[START Dataset rows]

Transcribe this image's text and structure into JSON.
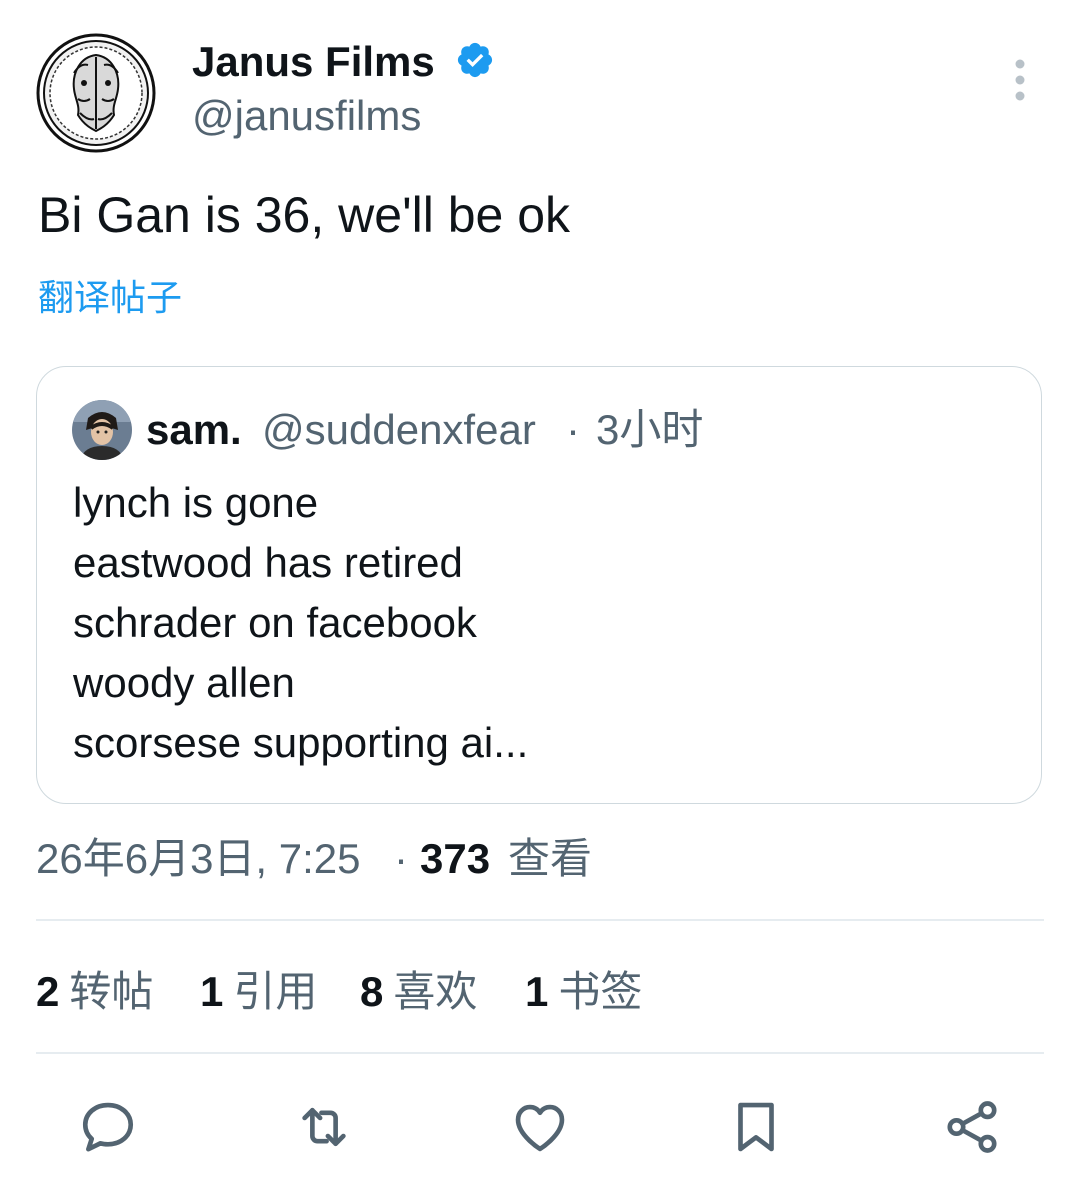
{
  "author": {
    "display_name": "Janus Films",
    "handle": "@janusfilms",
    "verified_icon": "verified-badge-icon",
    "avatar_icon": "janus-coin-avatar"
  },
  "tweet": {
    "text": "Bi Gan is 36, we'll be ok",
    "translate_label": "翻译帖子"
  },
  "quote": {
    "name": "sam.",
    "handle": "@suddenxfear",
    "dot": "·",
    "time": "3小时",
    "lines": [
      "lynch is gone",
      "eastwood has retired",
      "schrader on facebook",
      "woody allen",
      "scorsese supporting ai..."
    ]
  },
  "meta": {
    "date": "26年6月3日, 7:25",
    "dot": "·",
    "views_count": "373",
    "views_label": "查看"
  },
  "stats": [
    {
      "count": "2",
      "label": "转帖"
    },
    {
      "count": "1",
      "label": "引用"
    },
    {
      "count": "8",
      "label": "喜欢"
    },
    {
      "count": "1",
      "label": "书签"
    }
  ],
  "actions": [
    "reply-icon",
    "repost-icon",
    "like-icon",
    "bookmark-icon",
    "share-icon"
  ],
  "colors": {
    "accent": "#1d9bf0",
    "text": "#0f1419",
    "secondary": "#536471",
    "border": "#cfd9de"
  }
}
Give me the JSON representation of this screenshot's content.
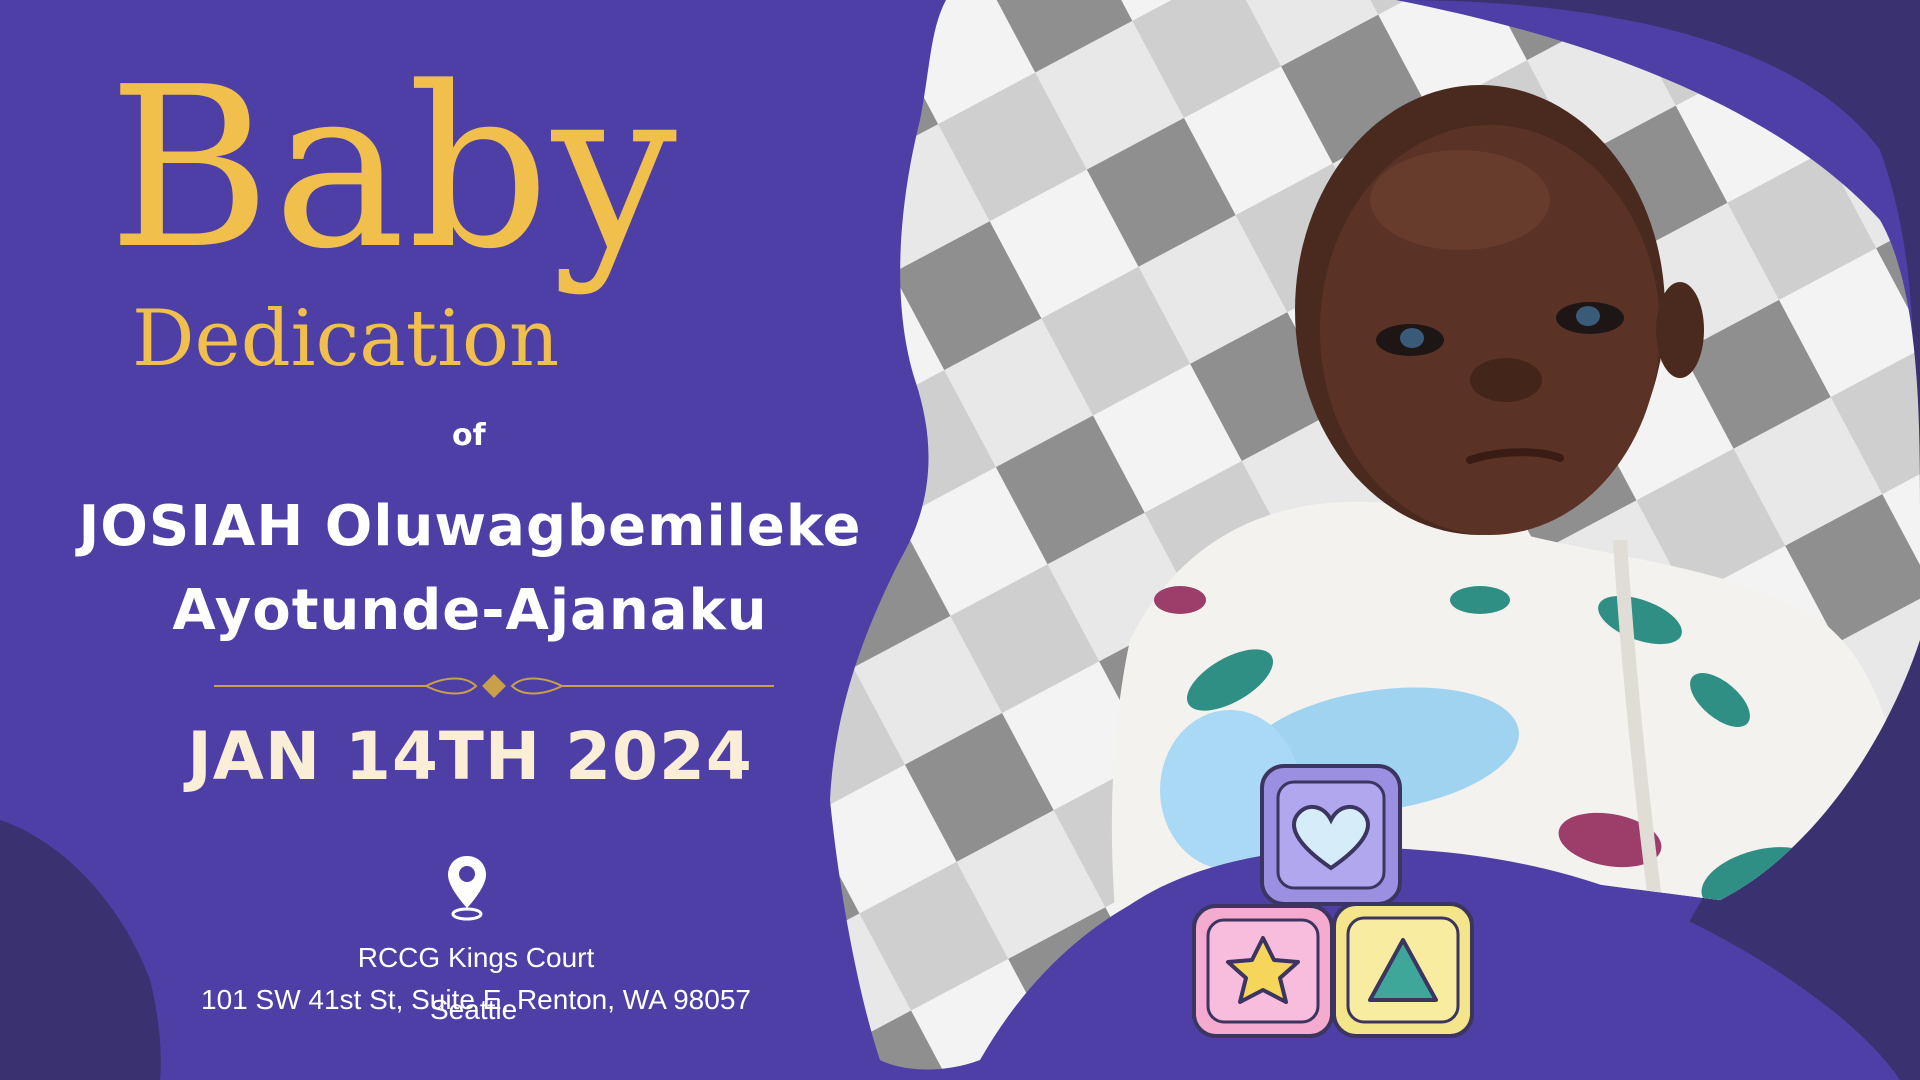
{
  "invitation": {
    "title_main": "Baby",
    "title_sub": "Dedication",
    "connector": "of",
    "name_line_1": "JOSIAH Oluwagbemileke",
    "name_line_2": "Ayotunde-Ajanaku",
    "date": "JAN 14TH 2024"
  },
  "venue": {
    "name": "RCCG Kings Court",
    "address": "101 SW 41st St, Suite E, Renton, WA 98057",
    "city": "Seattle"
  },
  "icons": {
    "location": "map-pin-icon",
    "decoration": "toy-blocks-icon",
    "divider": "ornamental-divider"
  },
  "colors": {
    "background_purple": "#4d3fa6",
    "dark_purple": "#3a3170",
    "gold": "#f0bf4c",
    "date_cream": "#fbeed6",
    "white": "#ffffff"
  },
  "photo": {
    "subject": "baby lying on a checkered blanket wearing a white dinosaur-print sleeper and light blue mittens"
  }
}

[END Dataset rows]
[START Dataset rows]

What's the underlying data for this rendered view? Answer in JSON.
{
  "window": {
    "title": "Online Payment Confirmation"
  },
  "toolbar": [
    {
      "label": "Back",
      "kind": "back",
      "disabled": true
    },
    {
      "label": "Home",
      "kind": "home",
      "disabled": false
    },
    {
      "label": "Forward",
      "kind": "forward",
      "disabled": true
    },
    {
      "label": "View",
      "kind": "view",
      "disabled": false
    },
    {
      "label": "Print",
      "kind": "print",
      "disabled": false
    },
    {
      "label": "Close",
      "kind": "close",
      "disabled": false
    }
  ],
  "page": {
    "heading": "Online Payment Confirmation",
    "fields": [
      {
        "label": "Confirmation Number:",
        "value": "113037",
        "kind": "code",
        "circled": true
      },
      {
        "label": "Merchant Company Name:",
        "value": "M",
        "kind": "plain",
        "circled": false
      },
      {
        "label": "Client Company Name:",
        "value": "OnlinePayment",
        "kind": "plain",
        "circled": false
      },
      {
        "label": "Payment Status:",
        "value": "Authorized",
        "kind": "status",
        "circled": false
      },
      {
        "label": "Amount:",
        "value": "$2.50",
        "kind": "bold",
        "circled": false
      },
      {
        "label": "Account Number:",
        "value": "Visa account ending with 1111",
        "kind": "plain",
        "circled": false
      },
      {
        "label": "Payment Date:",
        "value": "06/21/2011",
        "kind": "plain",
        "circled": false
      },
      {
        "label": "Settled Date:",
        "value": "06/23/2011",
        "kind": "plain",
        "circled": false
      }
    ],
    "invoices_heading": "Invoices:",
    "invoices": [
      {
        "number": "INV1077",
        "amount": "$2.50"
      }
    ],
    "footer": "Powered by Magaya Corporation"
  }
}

[END Dataset rows]

### Your objective:
Scan the records for the string "value". Copy each line in which it appears.

### Final result:
        "value": "113037",
        "value": "M",
        "value": "OnlinePayment",
        "value": "Authorized",
        "value": "$2.50",
        "value": "Visa account ending with 1111",
        "value": "06/21/2011",
        "value": "06/23/2011",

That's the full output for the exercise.